Written request:
Count how many lines hold the string "JSON". Answer with that number and nothing more.

Data for this task:
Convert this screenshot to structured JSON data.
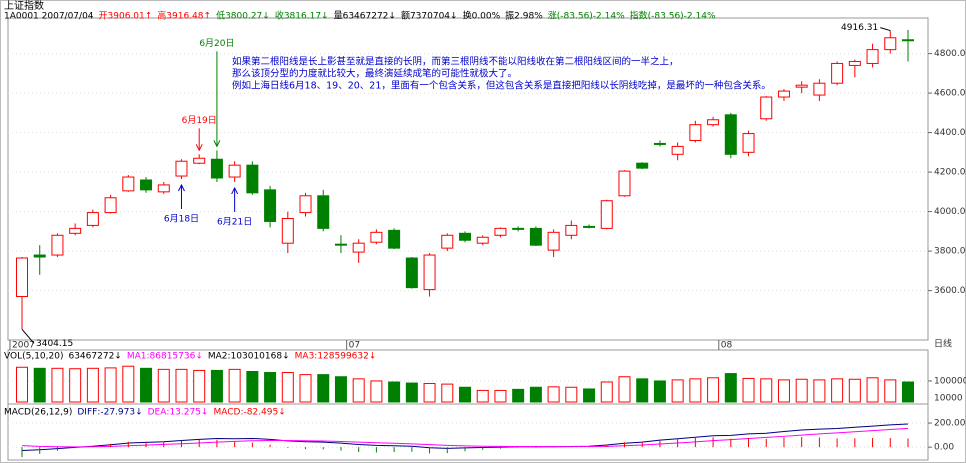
{
  "chart_data": [
    {
      "type": "candlestick",
      "title": "上证指数",
      "info": [
        {
          "text": "1A0001 2007/07/04",
          "color": "#000000"
        },
        {
          "text": "开3906.01↑",
          "color": "#ff0000"
        },
        {
          "text": "高3916.48↑",
          "color": "#ff0000"
        },
        {
          "text": "低3800.27↓",
          "color": "#008000"
        },
        {
          "text": "收3816.17↓",
          "color": "#008000"
        },
        {
          "text": "量63467272↓",
          "color": "#000000"
        },
        {
          "text": "额7370704↓",
          "color": "#000000"
        },
        {
          "text": "换0.00%",
          "color": "#000000"
        },
        {
          "text": "振2.98%",
          "color": "#000000"
        },
        {
          "text": "涨(-83.56)-2.14%",
          "color": "#008000"
        },
        {
          "text": "指数(-83.56)-2.14%",
          "color": "#008000"
        }
      ],
      "period_label": "日线",
      "categories": [
        "2007",
        null,
        null,
        null,
        null,
        null,
        null,
        null,
        null,
        null,
        null,
        null,
        null,
        null,
        null,
        null,
        null,
        null,
        null,
        "07",
        null,
        null,
        null,
        null,
        null,
        null,
        null,
        null,
        null,
        null,
        null,
        null,
        null,
        null,
        null,
        null,
        null,
        null,
        null,
        null,
        "08",
        null,
        null,
        null,
        null,
        null,
        null,
        null,
        null,
        null,
        null
      ],
      "open": [
        3570,
        3780,
        3780,
        3890,
        3930,
        3995,
        4105,
        4160,
        4100,
        4180,
        4245,
        4265,
        4175,
        4235,
        4110,
        3840,
        3995,
        4080,
        3835,
        3795,
        3845,
        3905,
        3765,
        3605,
        3815,
        3890,
        3840,
        3880,
        3915,
        3915,
        3805,
        3880,
        3925,
        3915,
        4080,
        4245,
        4345,
        4290,
        4360,
        4440,
        4490,
        4300,
        4470,
        4580,
        4630,
        4590,
        4650,
        4740,
        4750,
        4820,
        4870
      ],
      "high": [
        3770,
        3830,
        3890,
        3940,
        4010,
        4085,
        4185,
        4175,
        4150,
        4265,
        4290,
        4310,
        4255,
        4255,
        4130,
        4000,
        4095,
        4110,
        3880,
        3860,
        3910,
        3915,
        3770,
        3790,
        3890,
        3900,
        3880,
        3920,
        3925,
        3925,
        3910,
        3955,
        3935,
        4060,
        4210,
        4250,
        4360,
        4350,
        4460,
        4480,
        4500,
        4410,
        4585,
        4620,
        4660,
        4670,
        4760,
        4770,
        4850,
        4916.31,
        4920
      ],
      "low": [
        3404.15,
        3680,
        3770,
        3880,
        3920,
        3990,
        4100,
        4095,
        4090,
        4165,
        4240,
        4150,
        4150,
        4085,
        3920,
        3790,
        3975,
        3900,
        3790,
        3740,
        3835,
        3810,
        3610,
        3570,
        3800,
        3845,
        3830,
        3870,
        3900,
        3825,
        3770,
        3860,
        3915,
        3910,
        4075,
        4215,
        4330,
        4260,
        4350,
        4430,
        4270,
        4280,
        4460,
        4560,
        4600,
        4560,
        4640,
        4680,
        4730,
        4800,
        4760
      ],
      "close": [
        3765,
        3770,
        3880,
        3915,
        3995,
        4070,
        4175,
        4110,
        4135,
        4255,
        4270,
        4170,
        4235,
        4095,
        3950,
        3965,
        4080,
        3915,
        3830,
        3840,
        3895,
        3815,
        3615,
        3780,
        3880,
        3855,
        3870,
        3915,
        3910,
        3830,
        3895,
        3930,
        3920,
        4055,
        4205,
        4220,
        4340,
        4330,
        4440,
        4465,
        4290,
        4395,
        4580,
        4610,
        4640,
        4650,
        4750,
        4760,
        4820,
        4880,
        4865
      ],
      "up_color": "#ff0000",
      "down_color": "#008000",
      "extremes": [
        {
          "text": "4916.31",
          "index": 49,
          "value": 4916.31
        },
        {
          "text": "3404.15",
          "index": 0,
          "value": 3404.15
        }
      ],
      "ylim": [
        3360,
        4970
      ],
      "yticks": [
        {
          "value": 3600,
          "label": "3600.00"
        },
        {
          "value": 3800,
          "label": "3800.00"
        },
        {
          "value": 4000,
          "label": "4000.00"
        },
        {
          "value": 4200,
          "label": "4200.00"
        },
        {
          "value": 4400,
          "label": "4400.00"
        },
        {
          "value": 4600,
          "label": "4600.00"
        },
        {
          "value": 4800,
          "label": "4800.00"
        }
      ],
      "annotation_lines": [
        "如果第二根阳线是长上影甚至就是直接的长阴，而第三根阴线不能以阳线收在第二根阳线区间的一半之上，",
        "那么该顶分型的力度就比较大，最终演延续成笔的可能性就极大了。",
        "例如上海日线6月18、19、20、21，里面有一个包含关系，但这包含关系是直接把阳线以长阴线吃掉，是最坏的一种包含关系。"
      ],
      "date_marks": [
        {
          "text": "6月20日",
          "index": 11,
          "color": "#008000",
          "dir": "down"
        },
        {
          "text": "6月19日",
          "index": 10,
          "color": "#ff0000",
          "dir": "down"
        },
        {
          "text": "6月18日",
          "index": 9,
          "color": "#0000cc",
          "dir": "up"
        },
        {
          "text": "6月21日",
          "index": 12,
          "color": "#0000cc",
          "dir": "up"
        }
      ]
    },
    {
      "type": "bar",
      "legend": [
        {
          "text": "VOL(5,10,20)",
          "color": "#000000"
        },
        {
          "text": "63467272↓",
          "color": "#000000"
        },
        {
          "text": "MA1:86815736↓",
          "color": "#ff00ff"
        },
        {
          "text": "MA2:103010168↓",
          "color": "#000000"
        },
        {
          "text": "MA3:128599632↓",
          "color": "#ff0000"
        }
      ],
      "values": [
        165000,
        160000,
        160000,
        158000,
        160000,
        162000,
        170000,
        160000,
        155000,
        155000,
        150000,
        150000,
        155000,
        145000,
        140000,
        140000,
        130000,
        130000,
        120000,
        110000,
        100000,
        95000,
        90000,
        88000,
        85000,
        70000,
        55000,
        55000,
        60000,
        70000,
        72000,
        70000,
        62000,
        95000,
        120000,
        110000,
        100000,
        105000,
        110000,
        115000,
        135000,
        112000,
        110000,
        105000,
        108000,
        105000,
        110000,
        108000,
        115000,
        105000,
        95000
      ],
      "unit": "10000",
      "ylim": [
        0,
        190000
      ],
      "yticks": [
        100000
      ]
    },
    {
      "type": "macd",
      "label": "MACD(26,12,9)",
      "series": [
        {
          "name": "DIFF",
          "value_label": ":-27.973↓",
          "color": "#000080",
          "values": [
            -28,
            -22,
            -12,
            -2,
            8,
            20,
            34,
            40,
            45,
            55,
            65,
            72,
            70,
            72,
            65,
            52,
            45,
            42,
            33,
            22,
            15,
            12,
            8,
            -5,
            -10,
            -6,
            -3,
            0,
            3,
            3,
            3,
            5,
            8,
            18,
            32,
            42,
            58,
            70,
            82,
            95,
            98,
            110,
            115,
            130,
            142,
            150,
            155,
            165,
            175,
            185,
            192
          ]
        },
        {
          "name": "DEA",
          "value_label": ":13.275↓",
          "color": "#ff00ff",
          "values": [
            13,
            6,
            3,
            2,
            3,
            6,
            12,
            17,
            23,
            28,
            35,
            42,
            48,
            53,
            55,
            55,
            53,
            51,
            47,
            42,
            37,
            32,
            27,
            21,
            15,
            11,
            8,
            6,
            5,
            5,
            4,
            4,
            5,
            7,
            12,
            18,
            26,
            35,
            44,
            54,
            63,
            72,
            81,
            90,
            100,
            110,
            119,
            128,
            137,
            147,
            156
          ]
        },
        {
          "name": "MACD",
          "value_label": ":-82.495↓",
          "color": "#ff0000",
          "down_color": "#008000",
          "bars": true,
          "values": [
            -82,
            -56,
            -30,
            -8,
            10,
            28,
            44,
            46,
            44,
            54,
            60,
            60,
            44,
            38,
            20,
            -6,
            -16,
            -18,
            -28,
            -40,
            -44,
            -40,
            -38,
            -52,
            -50,
            -34,
            -22,
            -12,
            -4,
            -4,
            -2,
            2,
            6,
            22,
            40,
            48,
            64,
            70,
            76,
            82,
            70,
            76,
            68,
            80,
            84,
            80,
            72,
            74,
            76,
            76,
            72
          ]
        }
      ],
      "ylim": [
        -90,
        325
      ],
      "yticks": [
        {
          "value": 0,
          "label": "0.00"
        },
        {
          "value": 200,
          "label": "200.00"
        }
      ]
    }
  ]
}
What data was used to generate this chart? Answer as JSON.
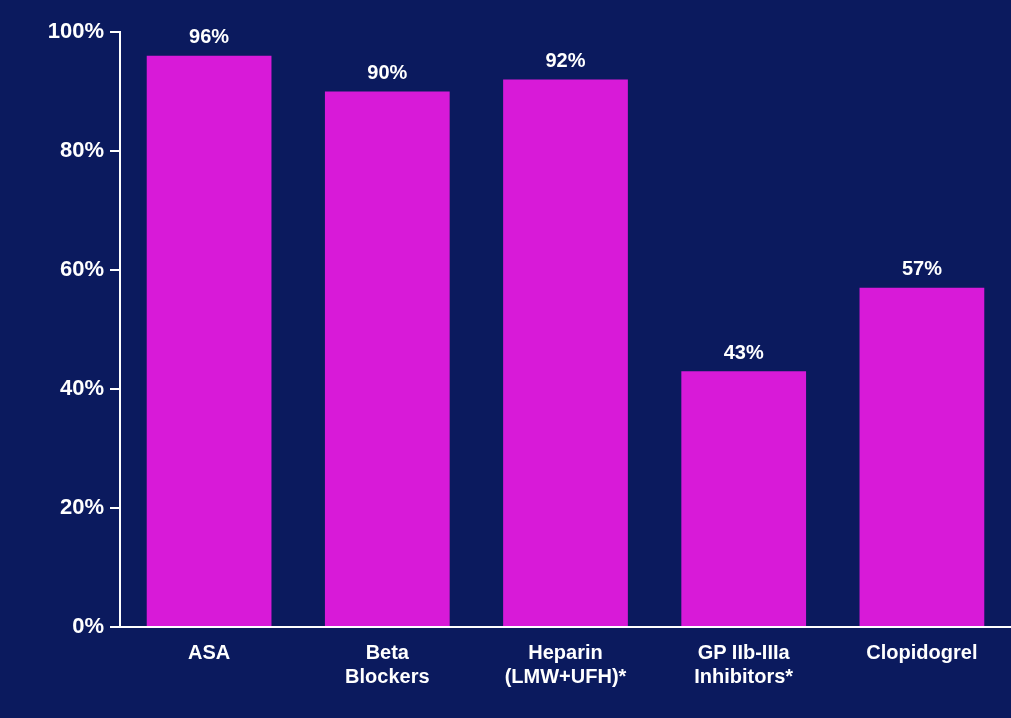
{
  "chart_data": {
    "type": "bar",
    "categories": [
      "ASA",
      "Beta Blockers",
      "Heparin (LMW+UFH)*",
      "GP IIb-IIIa Inhibitors*",
      "Clopidogrel"
    ],
    "values": [
      96,
      90,
      92,
      43,
      57
    ],
    "value_labels": [
      "96%",
      "90%",
      "92%",
      "43%",
      "57%"
    ],
    "color": "#d81ad8",
    "ylim": [
      0,
      100
    ],
    "yticks": [
      {
        "value": 0,
        "label": "0%"
      },
      {
        "value": 20,
        "label": "20%"
      },
      {
        "value": 40,
        "label": "40%"
      },
      {
        "value": 60,
        "label": "60%"
      },
      {
        "value": 80,
        "label": "80%"
      },
      {
        "value": 100,
        "label": "100%"
      }
    ],
    "grid": false,
    "legend": false
  }
}
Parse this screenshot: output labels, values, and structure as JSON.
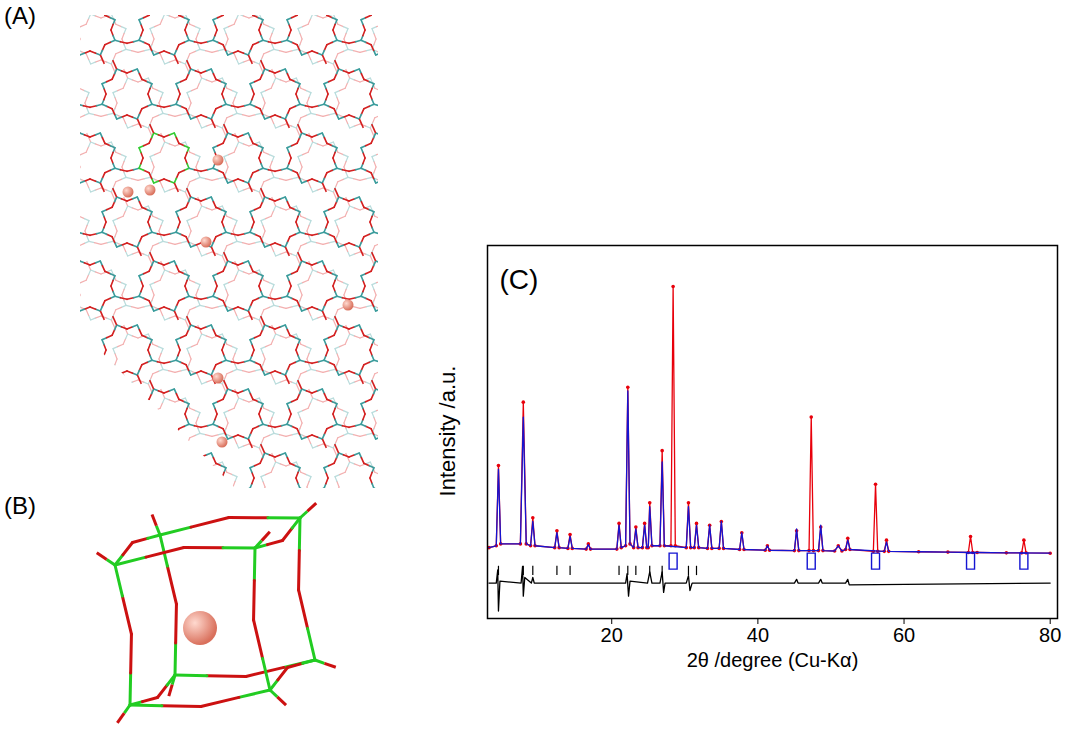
{
  "figure": {
    "panels": [
      {
        "label": "(A)"
      },
      {
        "label": "(B)"
      }
    ]
  },
  "chart_data": {
    "type": "line",
    "panel_label": "(C)",
    "x_label": "2θ /degree (Cu-Kα)",
    "y_label": "Intensity /a.u.",
    "xlim": [
      3,
      81
    ],
    "ylim": [
      0,
      100
    ],
    "xticks": [
      20,
      40,
      60,
      80
    ],
    "yticks": [],
    "tick_labels": "x",
    "grid": false,
    "series": [
      {
        "type": "line",
        "marker": "circle",
        "color": "#e8000b",
        "x": [
          3.2,
          4.2,
          4.5,
          4.8,
          7.5,
          7.9,
          8.3,
          8.9,
          9.2,
          9.5,
          12.2,
          12.5,
          12.8,
          14.0,
          14.3,
          14.6,
          16.5,
          16.8,
          17.1,
          20.7,
          21.0,
          21.3,
          21.9,
          22.2,
          22.5,
          23.0,
          23.3,
          23.6,
          24.2,
          24.5,
          24.8,
          25.0,
          25.2,
          25.5,
          26.6,
          26.9,
          27.2,
          28.1,
          28.4,
          28.7,
          30.2,
          30.5,
          30.8,
          31.3,
          31.6,
          31.9,
          33.1,
          33.4,
          33.7,
          34.7,
          35.0,
          35.3,
          37.5,
          37.8,
          38.1,
          41.0,
          41.3,
          41.6,
          45.0,
          45.3,
          45.6,
          47.0,
          47.3,
          47.6,
          48.3,
          48.6,
          48.9,
          50.5,
          51.0,
          51.5,
          52.0,
          52.3,
          52.6,
          55.8,
          56.1,
          56.4,
          57.3,
          57.6,
          57.9,
          62,
          66,
          68.8,
          69.1,
          69.4,
          70,
          74,
          76.1,
          76.4,
          76.7,
          80
        ],
        "values": [
          19,
          19.5,
          41,
          20,
          20,
          58,
          20,
          19.5,
          27,
          19.5,
          19,
          23.5,
          19,
          18.8,
          22.5,
          18.8,
          18.6,
          20,
          18.6,
          18.6,
          25.5,
          19,
          19.5,
          62,
          20,
          19,
          24.5,
          19,
          19,
          25.5,
          19,
          19,
          31,
          19.5,
          19.5,
          45,
          19.5,
          19.5,
          89,
          19.5,
          19,
          31,
          19,
          19,
          25.5,
          19,
          18.8,
          25,
          18.8,
          18.8,
          26,
          18.8,
          18.5,
          23,
          18.5,
          18.3,
          19.5,
          18.3,
          18.2,
          23.5,
          18.2,
          18.2,
          54,
          18.2,
          18.2,
          24.5,
          18.2,
          18.1,
          19.5,
          18.1,
          18.5,
          21.5,
          18.5,
          18,
          36,
          18,
          18,
          21,
          18,
          17.9,
          17.8,
          17.7,
          22,
          17.7,
          17.7,
          17.6,
          17.6,
          21,
          17.6,
          17.5
        ]
      },
      {
        "type": "line",
        "color": "#1414d2",
        "x": [
          3.2,
          4.2,
          4.5,
          4.8,
          7.5,
          7.9,
          8.3,
          8.9,
          9.2,
          9.5,
          12.2,
          12.5,
          12.8,
          14.0,
          14.3,
          14.6,
          16.5,
          16.8,
          17.1,
          20.7,
          21.0,
          21.3,
          21.9,
          22.2,
          22.5,
          23.0,
          23.3,
          23.6,
          24.2,
          24.5,
          24.8,
          25.0,
          25.2,
          25.5,
          26.6,
          26.9,
          27.2,
          30.2,
          30.5,
          30.8,
          31.3,
          31.6,
          31.9,
          33.1,
          33.4,
          33.7,
          34.7,
          35.0,
          35.3,
          37.5,
          37.8,
          38.1,
          41.0,
          41.3,
          41.6,
          45.0,
          45.3,
          45.6,
          48.3,
          48.6,
          48.9,
          50.5,
          51.0,
          51.5,
          52.0,
          52.3,
          52.6,
          57.3,
          57.6,
          57.9,
          62,
          66,
          70,
          74,
          80
        ],
        "values": [
          19,
          19.5,
          40,
          20,
          20,
          54,
          20,
          19.5,
          26,
          19.5,
          19,
          23,
          19,
          18.8,
          22,
          18.8,
          18.6,
          19.8,
          18.6,
          18.6,
          25,
          19,
          19.5,
          61,
          20,
          19,
          24,
          19,
          19,
          25,
          19,
          19,
          30,
          19.5,
          19.5,
          42,
          19.5,
          19,
          30,
          19,
          19,
          25,
          19,
          18.8,
          25,
          18.8,
          18.8,
          26,
          18.8,
          18.5,
          23,
          18.5,
          18.3,
          19.5,
          18.3,
          18.2,
          24,
          18.2,
          18.2,
          25,
          18.2,
          18.1,
          19.5,
          18.1,
          18.5,
          21,
          18.5,
          18,
          20.5,
          18,
          17.9,
          17.8,
          17.7,
          17.6,
          17.5
        ]
      },
      {
        "type": "line",
        "color": "#000000",
        "x": [
          3.2,
          4.2,
          4.4,
          4.5,
          4.7,
          7.6,
          7.8,
          7.9,
          8.1,
          9.0,
          9.2,
          9.4,
          21.9,
          22.1,
          22.3,
          22.5,
          24.9,
          25.2,
          25.5,
          26.6,
          26.9,
          27.1,
          27.3,
          30.2,
          30.5,
          30.7,
          31.0,
          45.0,
          45.3,
          45.5,
          48.3,
          48.6,
          48.8,
          52.0,
          52.3,
          52.5,
          80
        ],
        "values": [
          9.5,
          9.5,
          13,
          2,
          10,
          9.5,
          14,
          6,
          11,
          9.5,
          11,
          9.5,
          9.5,
          12,
          6,
          10,
          9.5,
          12.5,
          9.5,
          9.5,
          12.5,
          7,
          9.5,
          9.5,
          11.5,
          7.5,
          9.5,
          9.5,
          10.5,
          9.5,
          9.5,
          10.5,
          9.5,
          9.5,
          10.5,
          9,
          9.5
        ]
      }
    ],
    "reflection_markers": {
      "marker": "rectangle",
      "color": "#1414d2",
      "x": [
        28.4,
        47.3,
        56.1,
        69.1,
        76.4
      ],
      "y": 17
    },
    "reflection_ticks": {
      "color": "#000000",
      "x": [
        4.5,
        7.9,
        9.2,
        12.5,
        14.3,
        21.0,
        22.2,
        23.3,
        25.2,
        26.9,
        30.5,
        31.6
      ],
      "y1": 11.5,
      "y2": 14
    }
  }
}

Exercise solution:
3